AIM
Copy each line where the word "screenshot" occurs.

☆ ☆ ☆

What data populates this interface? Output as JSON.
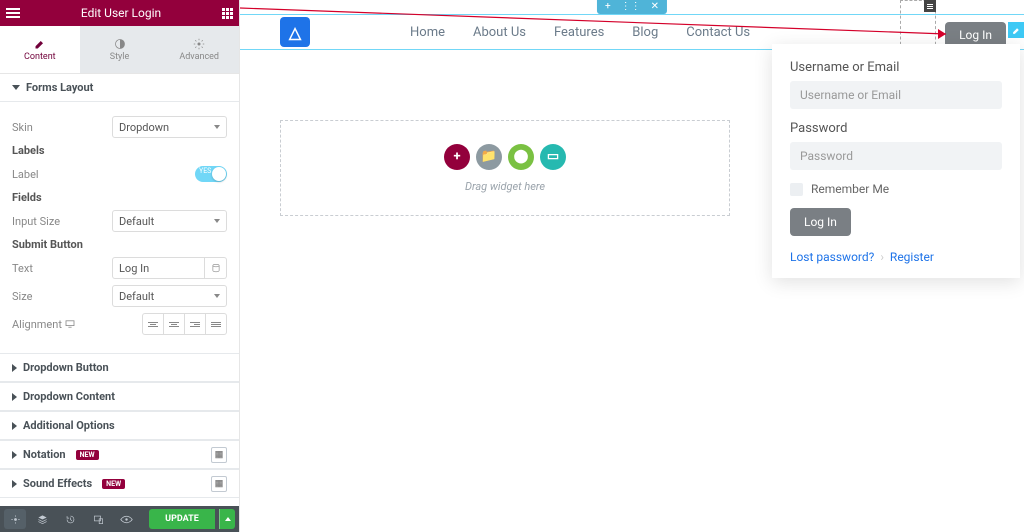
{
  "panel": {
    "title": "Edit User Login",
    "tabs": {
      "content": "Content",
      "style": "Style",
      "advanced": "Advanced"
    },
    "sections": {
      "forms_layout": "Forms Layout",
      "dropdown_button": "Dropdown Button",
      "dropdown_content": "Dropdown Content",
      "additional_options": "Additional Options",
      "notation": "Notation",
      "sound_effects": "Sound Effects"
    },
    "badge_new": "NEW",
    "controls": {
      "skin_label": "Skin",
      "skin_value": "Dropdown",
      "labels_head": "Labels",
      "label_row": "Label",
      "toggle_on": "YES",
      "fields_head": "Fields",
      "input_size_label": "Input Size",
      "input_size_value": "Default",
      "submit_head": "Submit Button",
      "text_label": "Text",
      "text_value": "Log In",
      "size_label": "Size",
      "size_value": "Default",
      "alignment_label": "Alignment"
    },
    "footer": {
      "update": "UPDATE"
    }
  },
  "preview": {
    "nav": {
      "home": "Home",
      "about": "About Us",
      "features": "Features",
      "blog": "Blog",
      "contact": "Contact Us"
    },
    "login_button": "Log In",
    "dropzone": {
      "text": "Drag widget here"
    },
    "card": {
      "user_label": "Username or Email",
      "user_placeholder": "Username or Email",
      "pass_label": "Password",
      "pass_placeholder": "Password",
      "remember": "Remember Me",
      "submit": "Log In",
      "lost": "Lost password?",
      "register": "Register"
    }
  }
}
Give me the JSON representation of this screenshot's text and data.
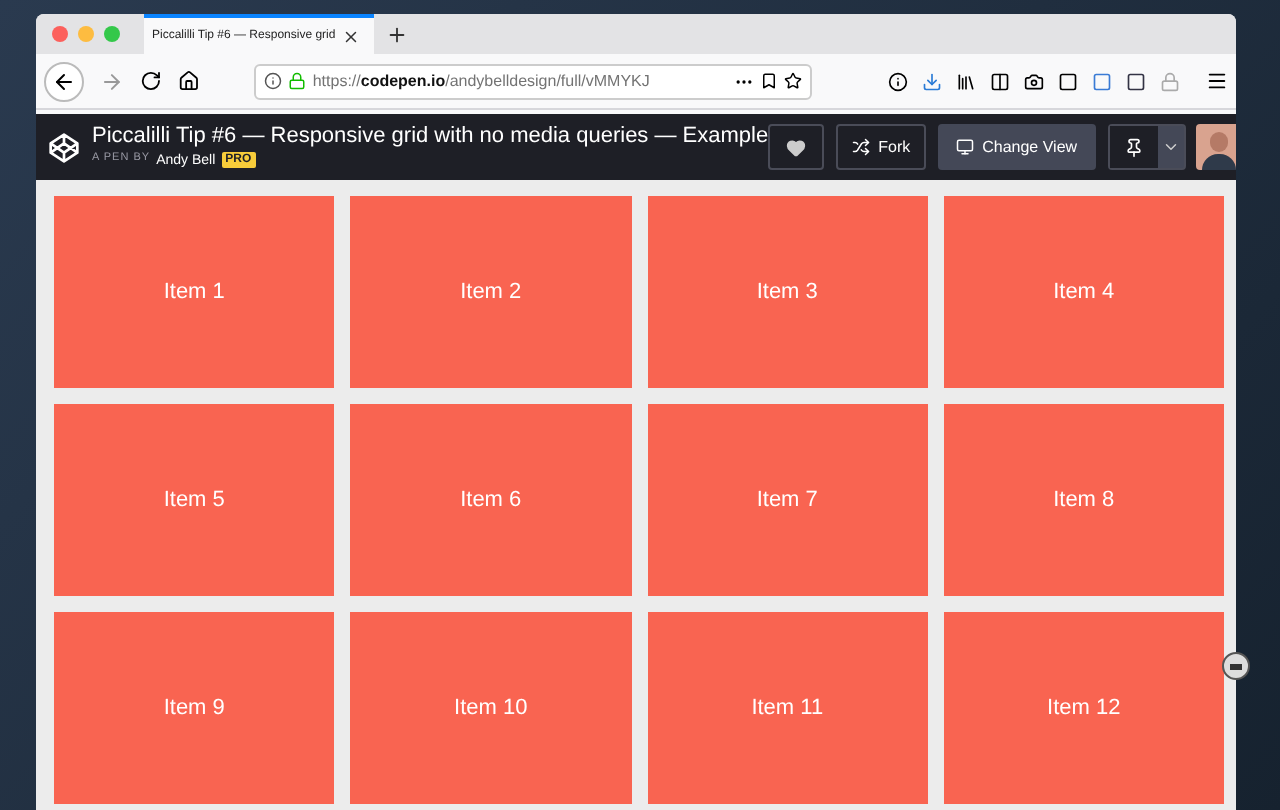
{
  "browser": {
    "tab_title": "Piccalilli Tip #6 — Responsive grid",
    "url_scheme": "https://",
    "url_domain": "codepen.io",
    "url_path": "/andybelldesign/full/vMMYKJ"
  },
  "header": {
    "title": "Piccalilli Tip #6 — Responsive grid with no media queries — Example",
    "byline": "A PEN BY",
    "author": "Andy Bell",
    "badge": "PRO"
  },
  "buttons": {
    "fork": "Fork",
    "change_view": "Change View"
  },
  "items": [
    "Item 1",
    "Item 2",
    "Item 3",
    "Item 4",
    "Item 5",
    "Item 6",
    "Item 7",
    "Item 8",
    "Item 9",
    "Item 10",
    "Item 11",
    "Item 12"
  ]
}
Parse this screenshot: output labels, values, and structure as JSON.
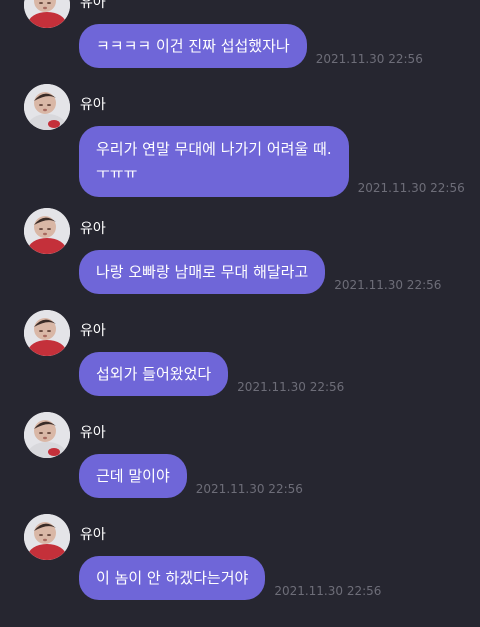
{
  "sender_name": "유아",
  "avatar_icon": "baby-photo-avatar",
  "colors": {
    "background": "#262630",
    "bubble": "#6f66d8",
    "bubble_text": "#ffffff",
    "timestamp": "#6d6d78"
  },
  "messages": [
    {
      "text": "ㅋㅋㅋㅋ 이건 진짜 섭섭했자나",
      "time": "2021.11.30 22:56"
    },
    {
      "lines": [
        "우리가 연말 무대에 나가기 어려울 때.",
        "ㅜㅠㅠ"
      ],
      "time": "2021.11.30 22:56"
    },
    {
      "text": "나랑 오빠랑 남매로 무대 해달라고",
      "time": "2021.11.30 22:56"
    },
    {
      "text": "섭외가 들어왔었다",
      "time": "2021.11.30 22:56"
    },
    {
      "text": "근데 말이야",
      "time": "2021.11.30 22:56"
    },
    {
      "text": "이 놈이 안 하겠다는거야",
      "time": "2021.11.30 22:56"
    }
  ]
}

☆ ☆ ☆

SOLVED PROBLEM
Give me the JSON representation of this screenshot's text and data.
Parse this screenshot: output labels, values, and structure as JSON.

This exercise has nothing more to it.